WHAT IS ASKED:
Reproduce each of the following entries line for line, with no change to any character.

Bounding box entries:
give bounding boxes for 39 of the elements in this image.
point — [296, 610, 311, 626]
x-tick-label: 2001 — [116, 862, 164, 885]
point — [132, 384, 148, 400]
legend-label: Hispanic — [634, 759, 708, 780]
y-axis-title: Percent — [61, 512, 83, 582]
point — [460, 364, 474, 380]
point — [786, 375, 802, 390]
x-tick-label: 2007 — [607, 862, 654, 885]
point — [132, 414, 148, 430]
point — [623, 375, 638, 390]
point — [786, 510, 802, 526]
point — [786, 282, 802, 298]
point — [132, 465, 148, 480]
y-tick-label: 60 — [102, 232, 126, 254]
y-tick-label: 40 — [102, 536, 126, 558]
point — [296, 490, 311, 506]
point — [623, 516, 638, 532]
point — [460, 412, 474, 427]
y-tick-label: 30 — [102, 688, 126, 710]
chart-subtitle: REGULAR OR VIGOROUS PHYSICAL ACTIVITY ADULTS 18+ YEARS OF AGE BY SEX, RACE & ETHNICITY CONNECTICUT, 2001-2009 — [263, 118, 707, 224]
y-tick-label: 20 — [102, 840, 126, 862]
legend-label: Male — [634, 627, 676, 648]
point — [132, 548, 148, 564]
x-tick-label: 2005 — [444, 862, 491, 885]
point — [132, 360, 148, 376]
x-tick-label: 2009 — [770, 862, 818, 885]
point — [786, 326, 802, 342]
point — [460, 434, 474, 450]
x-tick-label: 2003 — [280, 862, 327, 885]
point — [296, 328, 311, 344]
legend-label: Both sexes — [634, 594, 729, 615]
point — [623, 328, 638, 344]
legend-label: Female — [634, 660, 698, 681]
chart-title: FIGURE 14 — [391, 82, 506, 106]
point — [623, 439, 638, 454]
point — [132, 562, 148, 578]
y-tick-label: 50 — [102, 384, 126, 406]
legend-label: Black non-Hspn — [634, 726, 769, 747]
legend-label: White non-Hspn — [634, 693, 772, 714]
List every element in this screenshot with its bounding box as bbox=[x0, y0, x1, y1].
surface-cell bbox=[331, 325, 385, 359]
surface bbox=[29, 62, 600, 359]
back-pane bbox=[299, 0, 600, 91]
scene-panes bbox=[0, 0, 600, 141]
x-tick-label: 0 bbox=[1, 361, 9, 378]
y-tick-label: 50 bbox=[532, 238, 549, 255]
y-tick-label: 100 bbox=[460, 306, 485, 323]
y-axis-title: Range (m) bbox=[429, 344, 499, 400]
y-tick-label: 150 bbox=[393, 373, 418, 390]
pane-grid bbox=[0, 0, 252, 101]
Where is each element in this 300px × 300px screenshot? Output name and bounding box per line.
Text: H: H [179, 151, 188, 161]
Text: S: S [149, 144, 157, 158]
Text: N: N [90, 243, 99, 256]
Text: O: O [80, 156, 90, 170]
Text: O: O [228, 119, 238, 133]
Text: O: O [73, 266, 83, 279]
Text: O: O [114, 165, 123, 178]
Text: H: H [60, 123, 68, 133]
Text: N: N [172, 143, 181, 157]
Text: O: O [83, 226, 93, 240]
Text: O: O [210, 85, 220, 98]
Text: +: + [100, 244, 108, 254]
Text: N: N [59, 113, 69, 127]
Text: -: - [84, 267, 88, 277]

EXPECTED ANSWER:
give bounding boxes for 39 of the elements in this image.
point — [296, 610, 311, 626]
x-tick-label: 2001 — [116, 862, 164, 885]
point — [132, 384, 148, 400]
legend-label: Hispanic — [634, 759, 708, 780]
y-axis-title: Percent — [61, 512, 83, 582]
point — [460, 364, 474, 380]
point — [786, 375, 802, 390]
x-tick-label: 2007 — [607, 862, 654, 885]
point — [132, 414, 148, 430]
point — [623, 375, 638, 390]
point — [786, 510, 802, 526]
point — [786, 282, 802, 298]
point — [132, 465, 148, 480]
y-tick-label: 60 — [102, 232, 126, 254]
y-tick-label: 40 — [102, 536, 126, 558]
point — [296, 490, 311, 506]
point — [623, 516, 638, 532]
point — [460, 412, 474, 427]
y-tick-label: 30 — [102, 688, 126, 710]
chart-subtitle: REGULAR OR VIGOROUS PHYSICAL ACTIVITY ADULTS 18+ YEARS OF AGE BY SEX, RACE & ETHNICITY CONNECTICUT, 2001-2009 — [263, 118, 707, 224]
y-tick-label: 20 — [102, 840, 126, 862]
legend-label: Male — [634, 627, 676, 648]
point — [132, 548, 148, 564]
x-tick-label: 2005 — [444, 862, 491, 885]
point — [132, 360, 148, 376]
x-tick-label: 2009 — [770, 862, 818, 885]
point — [786, 326, 802, 342]
point — [460, 434, 474, 450]
x-tick-label: 2003 — [280, 862, 327, 885]
point — [296, 328, 311, 344]
legend-label: Both sexes — [634, 594, 729, 615]
point — [623, 328, 638, 344]
legend-label: Female — [634, 660, 698, 681]
chart-title: FIGURE 14 — [391, 82, 506, 106]
point — [623, 439, 638, 454]
point — [132, 562, 148, 578]
y-tick-label: 50 — [102, 384, 126, 406]
legend-label: Black non-Hspn — [634, 726, 769, 747]
legend-label: White non-Hspn — [634, 693, 772, 714]
List every element in this screenshot with its bounding box as bbox=[x0, y0, x1, y1].
surface-cell bbox=[331, 325, 385, 359]
surface bbox=[29, 62, 600, 359]
back-pane bbox=[299, 0, 600, 91]
scene-panes bbox=[0, 0, 600, 141]
x-tick-label: 0 bbox=[1, 361, 9, 378]
y-tick-label: 50 bbox=[532, 238, 549, 255]
y-tick-label: 100 bbox=[460, 306, 485, 323]
y-axis-title: Range (m) bbox=[429, 344, 499, 400]
y-tick-label: 150 bbox=[393, 373, 418, 390]
pane-grid bbox=[0, 0, 252, 101]
Where is each element in this 300px × 300px screenshot? Output name and bounding box per line.
Text: H: H [179, 151, 188, 161]
Text: S: S [149, 144, 157, 158]
Text: N: N [90, 243, 99, 256]
Text: O: O [80, 156, 90, 170]
Text: O: O [228, 119, 238, 133]
Text: O: O [73, 266, 83, 279]
Text: O: O [114, 165, 123, 178]
Text: H: H [60, 123, 68, 133]
Text: N: N [172, 143, 181, 157]
Text: O: O [83, 226, 93, 240]
Text: O: O [210, 85, 220, 98]
Text: +: + [100, 244, 108, 254]
Text: N: N [59, 113, 69, 127]
Text: -: - [84, 267, 88, 277]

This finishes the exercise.